Check each line of the listing, and copy it if it contains the word "service".

* Exercise materials *

>>

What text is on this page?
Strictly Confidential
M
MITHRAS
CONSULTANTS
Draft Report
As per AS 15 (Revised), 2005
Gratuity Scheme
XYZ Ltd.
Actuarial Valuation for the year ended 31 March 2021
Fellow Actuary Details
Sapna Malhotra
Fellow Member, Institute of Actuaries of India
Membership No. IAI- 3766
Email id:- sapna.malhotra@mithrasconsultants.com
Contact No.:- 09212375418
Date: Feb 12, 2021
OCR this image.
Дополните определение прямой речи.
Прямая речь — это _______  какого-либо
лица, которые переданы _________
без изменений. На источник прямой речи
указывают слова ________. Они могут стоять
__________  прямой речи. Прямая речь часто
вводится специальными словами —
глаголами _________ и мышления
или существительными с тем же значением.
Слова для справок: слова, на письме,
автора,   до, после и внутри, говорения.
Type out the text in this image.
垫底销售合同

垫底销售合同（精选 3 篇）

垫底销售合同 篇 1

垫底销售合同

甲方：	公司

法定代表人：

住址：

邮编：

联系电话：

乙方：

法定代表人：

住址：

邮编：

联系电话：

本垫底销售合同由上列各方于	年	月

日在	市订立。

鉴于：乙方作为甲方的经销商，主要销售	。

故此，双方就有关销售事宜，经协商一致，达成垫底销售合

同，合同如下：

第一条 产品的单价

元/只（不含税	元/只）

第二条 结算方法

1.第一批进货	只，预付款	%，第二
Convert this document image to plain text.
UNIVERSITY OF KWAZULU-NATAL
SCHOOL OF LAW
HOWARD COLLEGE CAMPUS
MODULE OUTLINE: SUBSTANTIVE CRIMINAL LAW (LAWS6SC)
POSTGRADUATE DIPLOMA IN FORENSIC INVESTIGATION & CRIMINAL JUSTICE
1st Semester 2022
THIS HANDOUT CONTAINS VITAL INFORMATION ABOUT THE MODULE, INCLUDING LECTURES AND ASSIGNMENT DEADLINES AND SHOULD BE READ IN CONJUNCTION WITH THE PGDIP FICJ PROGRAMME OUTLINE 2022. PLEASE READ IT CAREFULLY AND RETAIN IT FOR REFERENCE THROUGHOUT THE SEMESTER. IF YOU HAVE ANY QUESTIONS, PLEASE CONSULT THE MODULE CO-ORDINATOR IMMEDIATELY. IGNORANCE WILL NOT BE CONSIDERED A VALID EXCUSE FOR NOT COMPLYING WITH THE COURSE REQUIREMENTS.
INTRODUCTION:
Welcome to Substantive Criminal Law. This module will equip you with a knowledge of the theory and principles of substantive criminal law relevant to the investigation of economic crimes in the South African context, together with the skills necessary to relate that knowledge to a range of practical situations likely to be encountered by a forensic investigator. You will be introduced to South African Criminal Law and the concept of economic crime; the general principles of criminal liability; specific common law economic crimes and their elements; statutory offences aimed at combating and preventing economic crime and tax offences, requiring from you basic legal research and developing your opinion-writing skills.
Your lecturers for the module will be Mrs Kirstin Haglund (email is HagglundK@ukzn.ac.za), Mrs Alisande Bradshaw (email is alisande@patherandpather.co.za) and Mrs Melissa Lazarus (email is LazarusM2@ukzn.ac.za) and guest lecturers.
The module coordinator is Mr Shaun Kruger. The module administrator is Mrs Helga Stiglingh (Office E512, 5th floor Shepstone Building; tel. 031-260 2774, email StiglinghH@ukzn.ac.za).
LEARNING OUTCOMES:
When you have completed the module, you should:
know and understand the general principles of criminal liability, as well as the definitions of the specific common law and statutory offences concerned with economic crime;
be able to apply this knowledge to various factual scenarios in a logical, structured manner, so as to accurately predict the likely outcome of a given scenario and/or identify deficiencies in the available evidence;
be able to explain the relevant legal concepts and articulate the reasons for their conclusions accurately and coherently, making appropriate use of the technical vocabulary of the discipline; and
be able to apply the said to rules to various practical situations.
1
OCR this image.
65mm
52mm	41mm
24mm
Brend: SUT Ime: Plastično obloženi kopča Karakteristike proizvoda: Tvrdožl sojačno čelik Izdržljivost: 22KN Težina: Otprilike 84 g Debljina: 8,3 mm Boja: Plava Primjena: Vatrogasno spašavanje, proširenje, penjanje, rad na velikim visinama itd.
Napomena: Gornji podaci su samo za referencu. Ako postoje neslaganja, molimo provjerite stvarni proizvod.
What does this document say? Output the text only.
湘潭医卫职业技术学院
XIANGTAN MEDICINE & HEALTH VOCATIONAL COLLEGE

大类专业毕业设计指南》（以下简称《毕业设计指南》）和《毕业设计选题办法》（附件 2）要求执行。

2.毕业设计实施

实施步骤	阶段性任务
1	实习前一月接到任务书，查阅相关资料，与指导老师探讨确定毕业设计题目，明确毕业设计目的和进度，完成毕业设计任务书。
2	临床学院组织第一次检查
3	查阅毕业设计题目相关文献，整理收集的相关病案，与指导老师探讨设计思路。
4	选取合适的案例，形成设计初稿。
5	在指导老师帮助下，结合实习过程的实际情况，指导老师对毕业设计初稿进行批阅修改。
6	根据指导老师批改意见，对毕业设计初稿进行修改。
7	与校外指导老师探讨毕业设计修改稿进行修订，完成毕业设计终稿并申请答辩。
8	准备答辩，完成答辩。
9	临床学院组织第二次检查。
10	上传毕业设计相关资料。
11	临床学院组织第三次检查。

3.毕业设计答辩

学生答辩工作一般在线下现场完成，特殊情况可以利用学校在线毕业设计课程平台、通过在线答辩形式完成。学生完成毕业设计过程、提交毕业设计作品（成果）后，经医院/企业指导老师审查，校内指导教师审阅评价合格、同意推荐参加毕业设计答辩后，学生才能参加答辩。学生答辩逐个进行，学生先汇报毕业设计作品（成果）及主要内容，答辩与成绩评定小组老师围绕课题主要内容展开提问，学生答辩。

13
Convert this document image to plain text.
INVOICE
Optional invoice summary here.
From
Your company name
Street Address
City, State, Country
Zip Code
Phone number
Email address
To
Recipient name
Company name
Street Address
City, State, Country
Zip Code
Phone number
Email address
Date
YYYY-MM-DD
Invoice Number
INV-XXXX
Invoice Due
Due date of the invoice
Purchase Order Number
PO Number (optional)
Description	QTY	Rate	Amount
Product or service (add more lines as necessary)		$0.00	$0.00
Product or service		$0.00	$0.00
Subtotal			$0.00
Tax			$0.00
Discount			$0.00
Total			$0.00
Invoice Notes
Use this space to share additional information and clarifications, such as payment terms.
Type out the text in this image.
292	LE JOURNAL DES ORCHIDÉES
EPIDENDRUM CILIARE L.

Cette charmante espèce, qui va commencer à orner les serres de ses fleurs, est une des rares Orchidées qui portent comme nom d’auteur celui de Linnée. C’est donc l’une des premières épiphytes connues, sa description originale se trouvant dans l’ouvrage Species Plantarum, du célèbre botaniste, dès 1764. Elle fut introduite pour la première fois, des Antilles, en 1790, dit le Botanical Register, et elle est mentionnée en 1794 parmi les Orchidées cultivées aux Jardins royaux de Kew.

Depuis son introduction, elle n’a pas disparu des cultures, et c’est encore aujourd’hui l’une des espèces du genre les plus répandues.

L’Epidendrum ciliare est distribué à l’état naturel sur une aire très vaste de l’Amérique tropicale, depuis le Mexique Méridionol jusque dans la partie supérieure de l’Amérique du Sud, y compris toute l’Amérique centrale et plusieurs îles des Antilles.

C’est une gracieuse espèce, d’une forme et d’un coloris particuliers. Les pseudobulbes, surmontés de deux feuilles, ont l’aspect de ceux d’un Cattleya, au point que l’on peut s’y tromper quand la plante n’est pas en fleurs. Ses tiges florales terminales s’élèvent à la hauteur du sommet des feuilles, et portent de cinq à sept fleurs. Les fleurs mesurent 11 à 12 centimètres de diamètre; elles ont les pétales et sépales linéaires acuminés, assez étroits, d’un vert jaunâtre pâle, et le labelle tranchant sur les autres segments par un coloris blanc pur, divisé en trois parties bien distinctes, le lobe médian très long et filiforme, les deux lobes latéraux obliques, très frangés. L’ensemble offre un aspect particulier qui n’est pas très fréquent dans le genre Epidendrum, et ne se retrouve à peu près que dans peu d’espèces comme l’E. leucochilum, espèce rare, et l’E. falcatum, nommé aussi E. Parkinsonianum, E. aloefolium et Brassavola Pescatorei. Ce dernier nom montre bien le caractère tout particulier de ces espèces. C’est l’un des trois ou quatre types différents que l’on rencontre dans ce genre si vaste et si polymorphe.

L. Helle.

<<

* Worked solution *
Product or service (add more lines as necessary)		$0.00	$0.00
Product or service		$0.00	$0.00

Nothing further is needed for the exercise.